Transcribe each record below word for word.
** Begin Records for the task **
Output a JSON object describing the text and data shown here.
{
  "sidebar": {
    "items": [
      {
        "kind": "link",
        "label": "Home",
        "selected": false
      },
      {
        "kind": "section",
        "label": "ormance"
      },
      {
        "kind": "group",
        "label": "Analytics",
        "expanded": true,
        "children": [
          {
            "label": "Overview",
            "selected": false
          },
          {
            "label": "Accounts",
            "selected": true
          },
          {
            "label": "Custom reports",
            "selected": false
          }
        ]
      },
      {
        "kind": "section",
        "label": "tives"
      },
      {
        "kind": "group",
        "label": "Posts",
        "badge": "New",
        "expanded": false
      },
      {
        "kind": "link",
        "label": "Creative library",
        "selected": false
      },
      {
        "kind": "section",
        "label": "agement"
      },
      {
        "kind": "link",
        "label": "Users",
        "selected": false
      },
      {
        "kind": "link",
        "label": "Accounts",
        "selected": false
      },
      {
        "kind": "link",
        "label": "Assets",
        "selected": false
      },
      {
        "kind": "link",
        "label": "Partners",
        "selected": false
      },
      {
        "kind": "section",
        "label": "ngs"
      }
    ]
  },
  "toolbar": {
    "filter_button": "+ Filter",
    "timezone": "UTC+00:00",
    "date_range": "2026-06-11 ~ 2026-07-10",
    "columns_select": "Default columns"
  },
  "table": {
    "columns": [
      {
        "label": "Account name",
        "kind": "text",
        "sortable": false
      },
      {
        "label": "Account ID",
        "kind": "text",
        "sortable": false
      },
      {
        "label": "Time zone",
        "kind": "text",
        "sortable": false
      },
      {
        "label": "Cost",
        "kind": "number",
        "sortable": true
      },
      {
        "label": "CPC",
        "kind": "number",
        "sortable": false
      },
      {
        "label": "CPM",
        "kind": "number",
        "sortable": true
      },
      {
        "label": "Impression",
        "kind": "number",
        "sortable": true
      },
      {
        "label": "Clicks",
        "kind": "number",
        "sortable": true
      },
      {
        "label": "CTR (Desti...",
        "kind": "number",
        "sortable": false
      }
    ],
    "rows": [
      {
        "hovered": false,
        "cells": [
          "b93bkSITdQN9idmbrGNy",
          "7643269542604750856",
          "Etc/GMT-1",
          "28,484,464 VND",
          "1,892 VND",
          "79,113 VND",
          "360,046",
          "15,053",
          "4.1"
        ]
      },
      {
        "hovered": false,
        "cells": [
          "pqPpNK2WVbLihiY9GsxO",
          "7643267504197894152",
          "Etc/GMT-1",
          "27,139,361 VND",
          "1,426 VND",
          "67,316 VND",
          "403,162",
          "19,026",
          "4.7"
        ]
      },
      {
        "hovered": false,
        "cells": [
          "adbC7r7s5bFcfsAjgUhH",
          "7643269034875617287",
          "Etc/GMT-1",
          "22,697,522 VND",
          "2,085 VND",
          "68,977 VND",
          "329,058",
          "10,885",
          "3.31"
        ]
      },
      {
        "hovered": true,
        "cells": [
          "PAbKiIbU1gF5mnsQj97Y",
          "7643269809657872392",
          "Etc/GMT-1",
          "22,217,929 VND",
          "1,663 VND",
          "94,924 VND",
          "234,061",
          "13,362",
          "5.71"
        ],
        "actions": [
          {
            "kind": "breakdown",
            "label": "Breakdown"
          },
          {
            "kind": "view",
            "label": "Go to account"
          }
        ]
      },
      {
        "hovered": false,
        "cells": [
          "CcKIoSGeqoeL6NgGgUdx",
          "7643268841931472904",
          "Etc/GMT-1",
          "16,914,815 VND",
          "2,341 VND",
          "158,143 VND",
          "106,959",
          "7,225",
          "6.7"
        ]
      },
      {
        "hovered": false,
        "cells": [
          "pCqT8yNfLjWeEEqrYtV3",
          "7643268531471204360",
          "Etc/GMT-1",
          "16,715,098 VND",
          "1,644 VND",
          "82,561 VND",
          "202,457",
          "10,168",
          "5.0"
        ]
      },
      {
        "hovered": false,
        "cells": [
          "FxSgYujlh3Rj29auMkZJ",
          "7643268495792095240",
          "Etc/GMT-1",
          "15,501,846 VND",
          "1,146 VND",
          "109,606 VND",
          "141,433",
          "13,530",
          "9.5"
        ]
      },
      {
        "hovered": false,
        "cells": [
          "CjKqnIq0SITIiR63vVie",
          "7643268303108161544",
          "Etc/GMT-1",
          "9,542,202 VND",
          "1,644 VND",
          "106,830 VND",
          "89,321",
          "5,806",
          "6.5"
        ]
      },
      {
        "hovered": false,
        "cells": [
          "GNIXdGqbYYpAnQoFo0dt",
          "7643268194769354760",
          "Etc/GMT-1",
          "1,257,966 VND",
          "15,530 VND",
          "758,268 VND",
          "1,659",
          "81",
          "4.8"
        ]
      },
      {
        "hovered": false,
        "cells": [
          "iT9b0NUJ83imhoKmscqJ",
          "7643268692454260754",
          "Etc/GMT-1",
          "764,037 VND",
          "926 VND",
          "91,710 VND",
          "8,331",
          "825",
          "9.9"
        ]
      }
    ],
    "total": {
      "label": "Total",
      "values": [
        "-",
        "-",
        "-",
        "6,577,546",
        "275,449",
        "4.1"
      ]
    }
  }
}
** End Records for the task **
Reply:
Output a JSON object describing the text and data shown here.
{
  "sidebar": {
    "items": [
      {
        "kind": "link",
        "label": "Home",
        "selected": false
      },
      {
        "kind": "section",
        "label": "ormance"
      },
      {
        "kind": "group",
        "label": "Analytics",
        "expanded": true,
        "children": [
          {
            "label": "Overview",
            "selected": false
          },
          {
            "label": "Accounts",
            "selected": true
          },
          {
            "label": "Custom reports",
            "selected": false
          }
        ]
      },
      {
        "kind": "section",
        "label": "tives"
      },
      {
        "kind": "group",
        "label": "Posts",
        "badge": "New",
        "expanded": false
      },
      {
        "kind": "link",
        "label": "Creative library",
        "selected": false
      },
      {
        "kind": "section",
        "label": "agement"
      },
      {
        "kind": "link",
        "label": "Users",
        "selected": false
      },
      {
        "kind": "link",
        "label": "Accounts",
        "selected": false
      },
      {
        "kind": "link",
        "label": "Assets",
        "selected": false
      },
      {
        "kind": "link",
        "label": "Partners",
        "selected": false
      },
      {
        "kind": "section",
        "label": "ngs"
      }
    ]
  },
  "toolbar": {
    "filter_button": "+ Filter",
    "timezone": "UTC+00:00",
    "date_range": "2026-06-11 ~ 2026-07-10",
    "columns_select": "Default columns"
  },
  "table": {
    "columns": [
      {
        "label": "Account name",
        "kind": "text",
        "sortable": false
      },
      {
        "label": "Account ID",
        "kind": "text",
        "sortable": false
      },
      {
        "label": "Time zone",
        "kind": "text",
        "sortable": false
      },
      {
        "label": "Cost",
        "kind": "number",
        "sortable": true
      },
      {
        "label": "CPC",
        "kind": "number",
        "sortable": false
      },
      {
        "label": "CPM",
        "kind": "number",
        "sortable": true
      },
      {
        "label": "Impression",
        "kind": "number",
        "sortable": true
      },
      {
        "label": "Clicks",
        "kind": "number",
        "sortable": true
      },
      {
        "label": "CTR (Desti...",
        "kind": "number",
        "sortable": false
      }
    ],
    "rows": [
      {
        "hovered": false,
        "cells": [
          "b93bkSITdQN9idmbrGNy",
          "7643269542604750856",
          "Etc/GMT-1",
          "28,484,464 VND",
          "1,892 VND",
          "79,113 VND",
          "360,046",
          "15,053",
          "4.1"
        ]
      },
      {
        "hovered": false,
        "cells": [
          "pqPpNK2WVbLihiY9GsxO",
          "7643267504197894152",
          "Etc/GMT-1",
          "27,139,361 VND",
          "1,426 VND",
          "67,316 VND",
          "403,162",
          "19,026",
          "4.7"
        ]
      },
      {
        "hovered": false,
        "cells": [
          "adbC7r7s5bFcfsAjgUhH",
          "7643269034875617287",
          "Etc/GMT-1",
          "22,697,522 VND",
          "2,085 VND",
          "68,977 VND",
          "329,058",
          "10,885",
          "3.31"
        ]
      },
      {
        "hovered": true,
        "cells": [
          "PAbKiIbU1gF5mnsQj97Y",
          "7643269809657872392",
          "Etc/GMT-1",
          "22,217,929 VND",
          "1,663 VND",
          "94,924 VND",
          "234,061",
          "13,362",
          "5.71"
        ],
        "actions": [
          {
            "kind": "breakdown",
            "label": "Breakdown"
          },
          {
            "kind": "view",
            "label": "Go to account"
          }
        ]
      },
      {
        "hovered": false,
        "cells": [
          "CcKIoSGeqoeL6NgGgUdx",
          "7643268841931472904",
          "Etc/GMT-1",
          "16,914,815 VND",
          "2,341 VND",
          "158,143 VND",
          "106,959",
          "7,225",
          "6.7"
        ]
      },
      {
        "hovered": false,
        "cells": [
          "pCqT8yNfLjWeEEqrYtV3",
          "7643268531471204360",
          "Etc/GMT-1",
          "16,715,098 VND",
          "1,644 VND",
          "82,561 VND",
          "202,457",
          "10,168",
          "5.0"
        ]
      },
      {
        "hovered": false,
        "cells": [
          "FxSgYujlh3Rj29auMkZJ",
          "7643268495792095240",
          "Etc/GMT-1",
          "15,501,846 VND",
          "1,146 VND",
          "109,606 VND",
          "141,433",
          "13,530",
          "9.5"
        ]
      },
      {
        "hovered": false,
        "cells": [
          "CjKqnIq0SITIiR63vVie",
          "7643268303108161544",
          "Etc/GMT-1",
          "9,542,202 VND",
          "1,644 VND",
          "106,830 VND",
          "89,321",
          "5,806",
          "6.5"
        ]
      },
      {
        "hovered": false,
        "cells": [
          "GNIXdGqbYYpAnQoFo0dt",
          "7643268194769354760",
          "Etc/GMT-1",
          "1,257,966 VND",
          "15,530 VND",
          "758,268 VND",
          "1,659",
          "81",
          "4.8"
        ]
      },
      {
        "hovered": false,
        "cells": [
          "iT9b0NUJ83imhoKmscqJ",
          "7643268692454260754",
          "Etc/GMT-1",
          "764,037 VND",
          "926 VND",
          "91,710 VND",
          "8,331",
          "825",
          "9.9"
        ]
      }
    ],
    "total": {
      "label": "Total",
      "values": [
        "-",
        "-",
        "-",
        "6,577,546",
        "275,449",
        "4.1"
      ]
    }
  }
}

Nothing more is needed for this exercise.